Políticas de la lectura

Horacio González

RESUMO

O autor carateriza três estilos de leitura, aos que denomina pastoral, científico e autorreflexivo. As políticas de leitura traçadas pelo Estado na atualidade não podem ignorar que esses estilos coexistem na América Latina.

Palavras-chave: leitura; América Latina; Políticas culturais.

ABSTRACT

The author distinguishes three styles of reading, name its pastoral, cientifi c and autorreflexive. The politics of reading that the State formulates today can't to ignore the co-existence of these styles in Latin America.

Key words: reading; Latin American; cultural politics.

RESUMEN

El autor caracteriza tres estilos de lectura a los que denomina pastoral, científico y autorreflexivo. Las políticas de lectura trazadas por el Estado en la actualidad no pueden ignorar la coexistencia de dichos estilos en los países latinoamericanos.

Palabras llave: lectura; América Latina; políticas culturales.

Pensar contra si mesmo

O texto a seguir é "quase a transcrição" da exposição realizada por Horacio González na mesa-redonda do IV Congresso Brasileiro de Hispanistas, realizado em setembro de 2006 na UERJ, ao redor do tema de "Políticas da leitura". González é um professor universitário, como ele mesmo se define neste texto, e naquela ocasião participava dessa mesa como Diretor da Biblioteca Nacional de Buenos Aires.

-=-=-=-=-

_Instruções do exercício_:
Transcreva fielmente o trecho do texto sobre políticas de leitura que começa em "O autor carateriza" e termina em "American; cultural politics.". As linhas apresentadas depois deste texto constituem material independente.

_Informações fornecidas_:
-=-=-=-=-

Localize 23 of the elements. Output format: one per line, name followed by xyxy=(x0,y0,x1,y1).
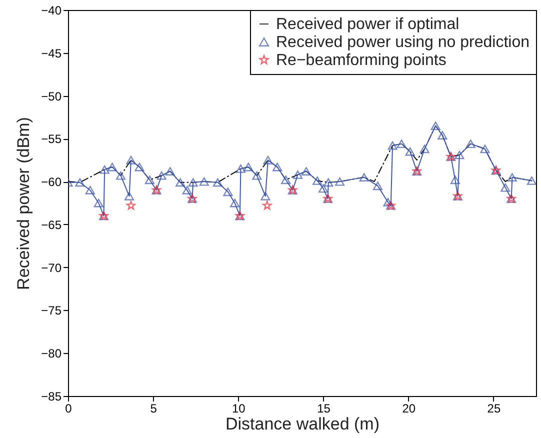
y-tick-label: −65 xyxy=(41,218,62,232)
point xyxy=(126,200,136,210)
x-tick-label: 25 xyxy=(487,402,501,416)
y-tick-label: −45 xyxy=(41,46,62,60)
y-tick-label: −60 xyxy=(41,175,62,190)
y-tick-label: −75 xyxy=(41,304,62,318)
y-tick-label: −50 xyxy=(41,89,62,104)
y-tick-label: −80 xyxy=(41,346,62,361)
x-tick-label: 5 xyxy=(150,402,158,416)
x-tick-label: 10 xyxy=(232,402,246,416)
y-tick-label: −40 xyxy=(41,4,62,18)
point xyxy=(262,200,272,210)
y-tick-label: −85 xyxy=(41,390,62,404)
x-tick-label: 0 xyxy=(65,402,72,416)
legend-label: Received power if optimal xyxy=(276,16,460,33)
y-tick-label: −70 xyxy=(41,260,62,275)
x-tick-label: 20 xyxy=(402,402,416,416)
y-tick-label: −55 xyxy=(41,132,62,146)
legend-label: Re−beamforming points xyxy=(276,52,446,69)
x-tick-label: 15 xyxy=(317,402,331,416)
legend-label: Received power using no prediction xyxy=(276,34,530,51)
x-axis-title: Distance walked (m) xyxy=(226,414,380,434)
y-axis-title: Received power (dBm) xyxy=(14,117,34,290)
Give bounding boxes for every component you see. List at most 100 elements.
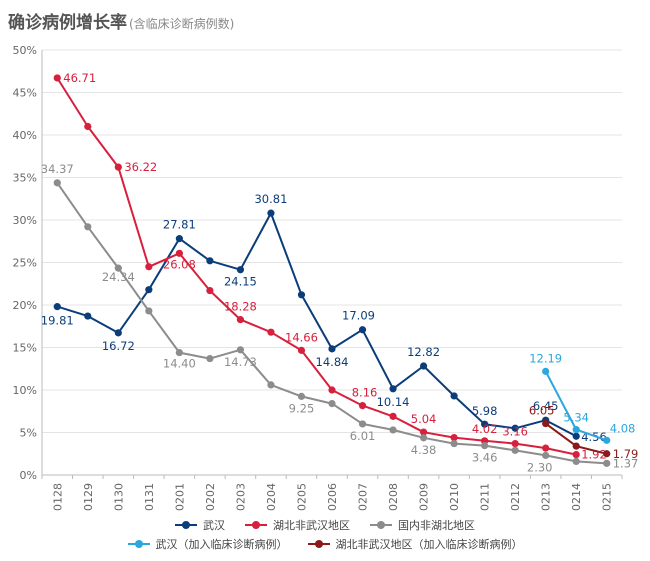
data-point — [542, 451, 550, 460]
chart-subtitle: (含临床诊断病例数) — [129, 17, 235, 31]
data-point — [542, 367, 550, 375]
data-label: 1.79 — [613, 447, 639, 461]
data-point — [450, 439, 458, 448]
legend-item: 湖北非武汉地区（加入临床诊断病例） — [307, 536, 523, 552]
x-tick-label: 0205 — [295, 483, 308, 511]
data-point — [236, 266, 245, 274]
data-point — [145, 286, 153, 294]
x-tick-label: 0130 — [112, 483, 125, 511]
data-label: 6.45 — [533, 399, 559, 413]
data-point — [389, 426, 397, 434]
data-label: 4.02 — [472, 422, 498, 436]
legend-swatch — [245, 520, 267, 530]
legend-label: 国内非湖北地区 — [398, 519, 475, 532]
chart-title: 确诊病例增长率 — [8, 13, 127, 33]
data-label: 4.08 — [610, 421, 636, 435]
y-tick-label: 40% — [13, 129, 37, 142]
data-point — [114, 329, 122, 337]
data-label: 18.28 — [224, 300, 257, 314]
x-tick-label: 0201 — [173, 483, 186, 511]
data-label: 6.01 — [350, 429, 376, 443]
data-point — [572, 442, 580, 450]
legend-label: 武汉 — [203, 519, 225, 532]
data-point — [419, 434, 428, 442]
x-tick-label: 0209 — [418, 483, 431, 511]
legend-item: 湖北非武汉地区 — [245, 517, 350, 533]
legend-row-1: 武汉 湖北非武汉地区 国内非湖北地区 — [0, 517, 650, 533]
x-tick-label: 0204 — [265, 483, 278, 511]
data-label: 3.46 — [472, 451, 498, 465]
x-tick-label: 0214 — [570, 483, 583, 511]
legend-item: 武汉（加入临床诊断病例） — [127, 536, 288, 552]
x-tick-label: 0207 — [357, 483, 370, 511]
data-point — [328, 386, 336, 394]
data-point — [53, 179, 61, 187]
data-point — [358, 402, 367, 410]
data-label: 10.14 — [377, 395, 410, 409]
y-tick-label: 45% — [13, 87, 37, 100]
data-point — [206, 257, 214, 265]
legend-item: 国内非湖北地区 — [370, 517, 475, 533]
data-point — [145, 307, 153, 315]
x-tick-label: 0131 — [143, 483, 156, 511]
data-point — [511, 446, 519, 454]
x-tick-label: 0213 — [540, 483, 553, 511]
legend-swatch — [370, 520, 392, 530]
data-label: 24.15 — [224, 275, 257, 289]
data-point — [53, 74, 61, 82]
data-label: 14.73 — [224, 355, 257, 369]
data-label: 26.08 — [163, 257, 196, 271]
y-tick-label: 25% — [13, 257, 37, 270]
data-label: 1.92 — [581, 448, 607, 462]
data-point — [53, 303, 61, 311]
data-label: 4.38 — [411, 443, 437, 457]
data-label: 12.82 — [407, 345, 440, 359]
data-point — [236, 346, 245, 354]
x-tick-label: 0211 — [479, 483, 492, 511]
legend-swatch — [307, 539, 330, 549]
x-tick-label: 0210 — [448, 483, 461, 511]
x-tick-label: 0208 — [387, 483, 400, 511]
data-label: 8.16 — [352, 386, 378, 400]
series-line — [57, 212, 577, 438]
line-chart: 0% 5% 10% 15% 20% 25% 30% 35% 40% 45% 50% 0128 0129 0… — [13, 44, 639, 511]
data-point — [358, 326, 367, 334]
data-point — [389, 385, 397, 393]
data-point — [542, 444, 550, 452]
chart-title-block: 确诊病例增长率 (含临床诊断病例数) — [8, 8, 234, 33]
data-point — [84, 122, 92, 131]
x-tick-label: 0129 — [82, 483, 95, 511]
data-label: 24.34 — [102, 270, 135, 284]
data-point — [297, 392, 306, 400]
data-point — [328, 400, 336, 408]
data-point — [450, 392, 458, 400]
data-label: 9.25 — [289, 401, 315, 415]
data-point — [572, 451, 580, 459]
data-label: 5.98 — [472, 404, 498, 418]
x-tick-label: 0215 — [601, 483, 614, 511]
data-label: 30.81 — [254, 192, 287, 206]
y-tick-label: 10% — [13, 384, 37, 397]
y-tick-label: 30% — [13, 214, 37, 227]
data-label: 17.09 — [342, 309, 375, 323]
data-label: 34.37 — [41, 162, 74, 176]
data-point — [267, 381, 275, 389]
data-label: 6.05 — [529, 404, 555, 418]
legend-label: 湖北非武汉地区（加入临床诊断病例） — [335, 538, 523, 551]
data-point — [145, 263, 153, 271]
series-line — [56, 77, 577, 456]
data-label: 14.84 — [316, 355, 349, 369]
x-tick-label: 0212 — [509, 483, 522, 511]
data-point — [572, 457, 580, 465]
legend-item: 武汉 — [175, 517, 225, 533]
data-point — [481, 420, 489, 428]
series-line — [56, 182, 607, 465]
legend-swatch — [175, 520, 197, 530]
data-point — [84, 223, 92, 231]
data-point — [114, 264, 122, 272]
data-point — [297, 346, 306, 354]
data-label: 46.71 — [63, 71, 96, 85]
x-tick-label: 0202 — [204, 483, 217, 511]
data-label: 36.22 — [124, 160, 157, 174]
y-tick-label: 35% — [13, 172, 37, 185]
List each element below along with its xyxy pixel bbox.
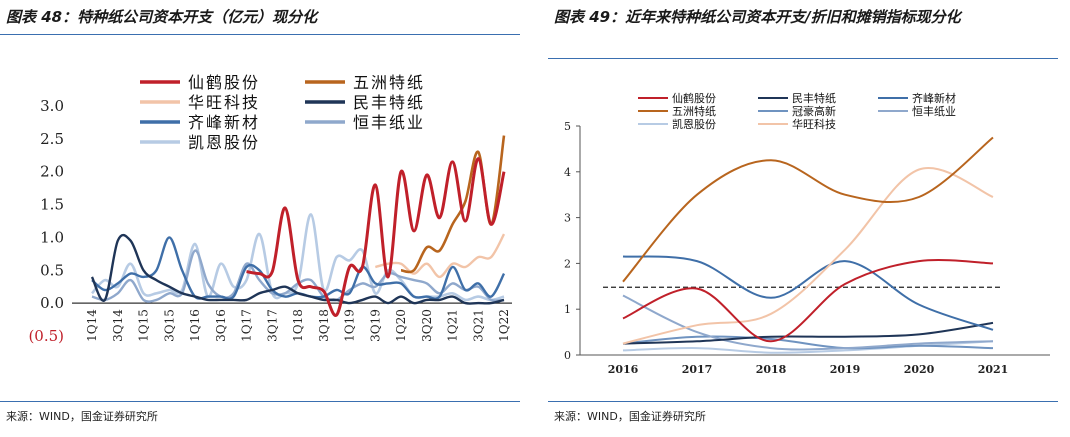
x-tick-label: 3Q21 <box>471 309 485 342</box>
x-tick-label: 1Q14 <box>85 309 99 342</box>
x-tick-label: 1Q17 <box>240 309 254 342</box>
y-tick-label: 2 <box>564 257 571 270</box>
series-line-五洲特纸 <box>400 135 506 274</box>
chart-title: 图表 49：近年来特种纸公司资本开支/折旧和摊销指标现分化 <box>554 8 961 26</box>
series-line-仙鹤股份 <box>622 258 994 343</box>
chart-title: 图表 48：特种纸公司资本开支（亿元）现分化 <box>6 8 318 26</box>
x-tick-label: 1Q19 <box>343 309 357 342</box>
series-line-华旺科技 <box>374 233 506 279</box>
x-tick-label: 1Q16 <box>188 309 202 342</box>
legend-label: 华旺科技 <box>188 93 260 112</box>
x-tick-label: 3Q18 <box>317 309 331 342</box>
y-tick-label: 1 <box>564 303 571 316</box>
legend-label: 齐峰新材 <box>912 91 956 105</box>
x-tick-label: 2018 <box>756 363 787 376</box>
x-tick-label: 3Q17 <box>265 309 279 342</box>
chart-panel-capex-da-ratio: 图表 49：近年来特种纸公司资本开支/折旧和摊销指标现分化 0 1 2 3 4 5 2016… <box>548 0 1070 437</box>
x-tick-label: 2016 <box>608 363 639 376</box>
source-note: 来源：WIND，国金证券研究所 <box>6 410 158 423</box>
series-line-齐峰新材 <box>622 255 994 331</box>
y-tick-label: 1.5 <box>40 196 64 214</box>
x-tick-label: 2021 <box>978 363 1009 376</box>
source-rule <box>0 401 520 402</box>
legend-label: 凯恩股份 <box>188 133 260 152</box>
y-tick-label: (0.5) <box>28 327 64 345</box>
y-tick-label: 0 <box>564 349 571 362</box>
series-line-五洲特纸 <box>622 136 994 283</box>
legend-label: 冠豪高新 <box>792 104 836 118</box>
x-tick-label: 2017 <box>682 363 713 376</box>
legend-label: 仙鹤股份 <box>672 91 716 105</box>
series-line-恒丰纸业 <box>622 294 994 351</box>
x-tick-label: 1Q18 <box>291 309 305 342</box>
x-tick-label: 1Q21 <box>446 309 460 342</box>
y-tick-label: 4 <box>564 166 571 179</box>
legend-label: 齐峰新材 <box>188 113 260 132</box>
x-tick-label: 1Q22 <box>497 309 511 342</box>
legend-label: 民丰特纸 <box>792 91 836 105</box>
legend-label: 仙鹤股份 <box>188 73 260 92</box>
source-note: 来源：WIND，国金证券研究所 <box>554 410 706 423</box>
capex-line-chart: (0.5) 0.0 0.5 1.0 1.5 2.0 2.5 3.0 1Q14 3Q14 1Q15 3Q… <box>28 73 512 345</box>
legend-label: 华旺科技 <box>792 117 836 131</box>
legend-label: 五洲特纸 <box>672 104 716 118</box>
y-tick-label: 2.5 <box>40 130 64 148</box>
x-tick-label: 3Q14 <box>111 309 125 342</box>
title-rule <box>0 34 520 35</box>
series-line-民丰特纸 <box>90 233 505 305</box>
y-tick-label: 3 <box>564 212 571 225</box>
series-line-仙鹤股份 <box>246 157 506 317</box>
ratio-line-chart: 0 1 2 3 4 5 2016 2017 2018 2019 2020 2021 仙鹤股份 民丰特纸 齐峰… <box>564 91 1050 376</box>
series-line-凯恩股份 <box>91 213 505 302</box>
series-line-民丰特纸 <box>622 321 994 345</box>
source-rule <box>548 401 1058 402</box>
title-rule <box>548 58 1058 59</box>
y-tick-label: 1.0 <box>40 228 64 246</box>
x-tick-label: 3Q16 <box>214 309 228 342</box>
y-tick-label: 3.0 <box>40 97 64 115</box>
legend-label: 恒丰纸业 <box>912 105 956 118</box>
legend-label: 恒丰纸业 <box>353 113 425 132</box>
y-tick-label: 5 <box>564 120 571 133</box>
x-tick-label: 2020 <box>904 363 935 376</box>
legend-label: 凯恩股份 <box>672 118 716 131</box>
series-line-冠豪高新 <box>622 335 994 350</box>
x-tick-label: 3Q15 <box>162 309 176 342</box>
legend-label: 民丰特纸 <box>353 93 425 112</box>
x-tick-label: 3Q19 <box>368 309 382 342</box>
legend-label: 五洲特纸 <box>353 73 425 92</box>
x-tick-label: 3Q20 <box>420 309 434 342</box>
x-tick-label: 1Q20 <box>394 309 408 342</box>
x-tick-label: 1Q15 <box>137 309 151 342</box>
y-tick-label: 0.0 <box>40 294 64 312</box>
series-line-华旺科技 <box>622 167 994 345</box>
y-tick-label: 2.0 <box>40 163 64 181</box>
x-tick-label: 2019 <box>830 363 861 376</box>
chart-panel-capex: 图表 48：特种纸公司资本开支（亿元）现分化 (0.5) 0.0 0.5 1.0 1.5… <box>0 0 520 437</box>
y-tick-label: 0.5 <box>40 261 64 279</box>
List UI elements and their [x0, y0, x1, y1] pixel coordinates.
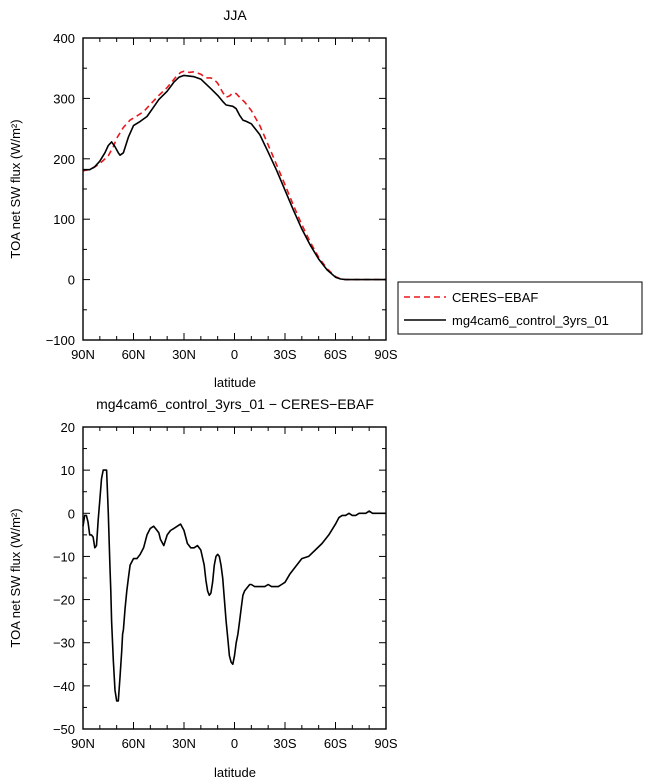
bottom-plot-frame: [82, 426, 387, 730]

-=-=-=-=-

_Resultado final_:
O autor carateriza três estilos de leitura, aos que denomina pastoral, científico e autorreflexivo. As políticas de leitura traçadas pelo Estado na atualidade não podem ignorar que esses estilos coexistem na América Latina.

Palavras-chave: leitura; América Latina; Políticas culturais.

ABSTRACT

The author distinguishes three styles of reading, name its pastoral, cientifi c and autorreflexive. The politics of reading that the State formulates today can't to ignore the co-existence of these styles in Latin America.

Key words: reading; Latin American; cultural politics.